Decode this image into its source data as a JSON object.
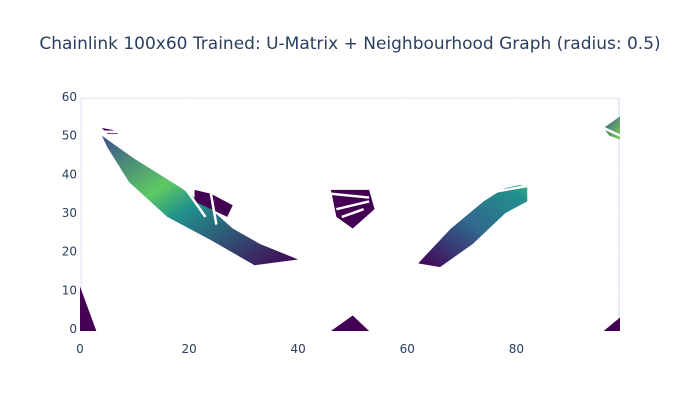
{
  "chart_data": {
    "type": "heatmap",
    "title": "Chainlink 100x60 Trained: U-Matrix + Neighbourhood Graph (radius: 0.5)",
    "xlabel": "",
    "ylabel": "",
    "xlim": [
      0,
      99
    ],
    "ylim": [
      -0.5,
      60
    ],
    "x_ticks": [
      0,
      20,
      40,
      60,
      80
    ],
    "y_ticks": [
      0,
      10,
      20,
      30,
      40,
      50,
      60
    ],
    "grid": true,
    "colorscale": "Viridis",
    "colors": {
      "plot_bg": "#e5ecf6",
      "grid": "#ffffff",
      "mask": "#ffffff",
      "low": "#440154",
      "mid": "#21918c",
      "high": "#fde725",
      "text": "#2a3f5f"
    },
    "filled_regions": [
      {
        "name": "left-diagonal-band",
        "points": [
          [
            4,
            50
          ],
          [
            10,
            44
          ],
          [
            18,
            37
          ],
          [
            24,
            31
          ],
          [
            28,
            26
          ],
          [
            33,
            22
          ],
          [
            40,
            18
          ],
          [
            32,
            16.5
          ],
          [
            24,
            23
          ],
          [
            16,
            29
          ],
          [
            9,
            38
          ],
          [
            5,
            47
          ]
        ]
      },
      {
        "name": "top-left-fragment",
        "points": [
          [
            4,
            52
          ],
          [
            6,
            51.5
          ],
          [
            7,
            50.5
          ],
          [
            5,
            50.5
          ]
        ]
      },
      {
        "name": "upper-left-blob",
        "points": [
          [
            21,
            36
          ],
          [
            24,
            35
          ],
          [
            28,
            32
          ],
          [
            27,
            29
          ],
          [
            24,
            31
          ],
          [
            21,
            33
          ]
        ]
      },
      {
        "name": "center-wedge",
        "points": [
          [
            46,
            36
          ],
          [
            53,
            36
          ],
          [
            54,
            31
          ],
          [
            50,
            26
          ],
          [
            47,
            29
          ]
        ]
      },
      {
        "name": "right-diagonal-band",
        "points": [
          [
            62,
            17
          ],
          [
            68,
            26
          ],
          [
            74,
            33
          ],
          [
            79,
            37.5
          ],
          [
            82,
            37
          ],
          [
            82,
            33
          ],
          [
            78,
            30
          ],
          [
            72,
            22
          ],
          [
            66,
            16
          ]
        ]
      },
      {
        "name": "top-right-corner",
        "points": [
          [
            96,
            52
          ],
          [
            99,
            55
          ],
          [
            99,
            49
          ],
          [
            97,
            50
          ]
        ]
      },
      {
        "name": "bottom-left-corner",
        "points": [
          [
            0,
            11
          ],
          [
            0,
            -0.5
          ],
          [
            3,
            -0.5
          ]
        ]
      },
      {
        "name": "bottom-center-peak",
        "points": [
          [
            46,
            -0.5
          ],
          [
            50,
            3.5
          ],
          [
            53,
            -0.5
          ]
        ]
      },
      {
        "name": "bottom-right-corner",
        "points": [
          [
            96,
            -0.5
          ],
          [
            99,
            3
          ],
          [
            99,
            -0.5
          ]
        ]
      }
    ],
    "neighbourhood_edges": [
      [
        [
          4,
          51
        ],
        [
          8,
          51
        ]
      ],
      [
        [
          19,
          37
        ],
        [
          23,
          29
        ]
      ],
      [
        [
          24,
          35
        ],
        [
          25,
          27
        ]
      ],
      [
        [
          46,
          35
        ],
        [
          53,
          34
        ]
      ],
      [
        [
          47,
          31
        ],
        [
          53,
          33
        ]
      ],
      [
        [
          48,
          29
        ],
        [
          52,
          31
        ]
      ],
      [
        [
          70,
          34
        ],
        [
          82,
          37
        ]
      ],
      [
        [
          72,
          35
        ],
        [
          82,
          38
        ]
      ],
      [
        [
          96,
          52
        ],
        [
          99,
          50
        ]
      ]
    ]
  }
}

===

Set down the complete material exactly, but do not include the images.

Decode this image into its source data as a JSON object.
{
  "chart_data": {
    "type": "heatmap",
    "title": "Chainlink 100x60 Trained: U-Matrix + Neighbourhood Graph (radius: 0.5)",
    "xlabel": "",
    "ylabel": "",
    "xlim": [
      0,
      99
    ],
    "ylim": [
      -0.5,
      60
    ],
    "x_ticks": [
      0,
      20,
      40,
      60,
      80
    ],
    "y_ticks": [
      0,
      10,
      20,
      30,
      40,
      50,
      60
    ],
    "grid": true,
    "colorscale": "Viridis",
    "colors": {
      "plot_bg": "#e5ecf6",
      "grid": "#ffffff",
      "mask": "#ffffff",
      "low": "#440154",
      "mid": "#21918c",
      "high": "#fde725",
      "text": "#2a3f5f"
    },
    "filled_regions": [
      {
        "name": "left-diagonal-band",
        "points": [
          [
            4,
            50
          ],
          [
            10,
            44
          ],
          [
            18,
            37
          ],
          [
            24,
            31
          ],
          [
            28,
            26
          ],
          [
            33,
            22
          ],
          [
            40,
            18
          ],
          [
            32,
            16.5
          ],
          [
            24,
            23
          ],
          [
            16,
            29
          ],
          [
            9,
            38
          ],
          [
            5,
            47
          ]
        ]
      },
      {
        "name": "top-left-fragment",
        "points": [
          [
            4,
            52
          ],
          [
            6,
            51.5
          ],
          [
            7,
            50.5
          ],
          [
            5,
            50.5
          ]
        ]
      },
      {
        "name": "upper-left-blob",
        "points": [
          [
            21,
            36
          ],
          [
            24,
            35
          ],
          [
            28,
            32
          ],
          [
            27,
            29
          ],
          [
            24,
            31
          ],
          [
            21,
            33
          ]
        ]
      },
      {
        "name": "center-wedge",
        "points": [
          [
            46,
            36
          ],
          [
            53,
            36
          ],
          [
            54,
            31
          ],
          [
            50,
            26
          ],
          [
            47,
            29
          ]
        ]
      },
      {
        "name": "right-diagonal-band",
        "points": [
          [
            62,
            17
          ],
          [
            68,
            26
          ],
          [
            74,
            33
          ],
          [
            79,
            37.5
          ],
          [
            82,
            37
          ],
          [
            82,
            33
          ],
          [
            78,
            30
          ],
          [
            72,
            22
          ],
          [
            66,
            16
          ]
        ]
      },
      {
        "name": "top-right-corner",
        "points": [
          [
            96,
            52
          ],
          [
            99,
            55
          ],
          [
            99,
            49
          ],
          [
            97,
            50
          ]
        ]
      },
      {
        "name": "bottom-left-corner",
        "points": [
          [
            0,
            11
          ],
          [
            0,
            -0.5
          ],
          [
            3,
            -0.5
          ]
        ]
      },
      {
        "name": "bottom-center-peak",
        "points": [
          [
            46,
            -0.5
          ],
          [
            50,
            3.5
          ],
          [
            53,
            -0.5
          ]
        ]
      },
      {
        "name": "bottom-right-corner",
        "points": [
          [
            96,
            -0.5
          ],
          [
            99,
            3
          ],
          [
            99,
            -0.5
          ]
        ]
      }
    ],
    "neighbourhood_edges": [
      [
        [
          4,
          51
        ],
        [
          8,
          51
        ]
      ],
      [
        [
          19,
          37
        ],
        [
          23,
          29
        ]
      ],
      [
        [
          24,
          35
        ],
        [
          25,
          27
        ]
      ],
      [
        [
          46,
          35
        ],
        [
          53,
          34
        ]
      ],
      [
        [
          47,
          31
        ],
        [
          53,
          33
        ]
      ],
      [
        [
          48,
          29
        ],
        [
          52,
          31
        ]
      ],
      [
        [
          70,
          34
        ],
        [
          82,
          37
        ]
      ],
      [
        [
          72,
          35
        ],
        [
          82,
          38
        ]
      ],
      [
        [
          96,
          52
        ],
        [
          99,
          50
        ]
      ]
    ]
  }
}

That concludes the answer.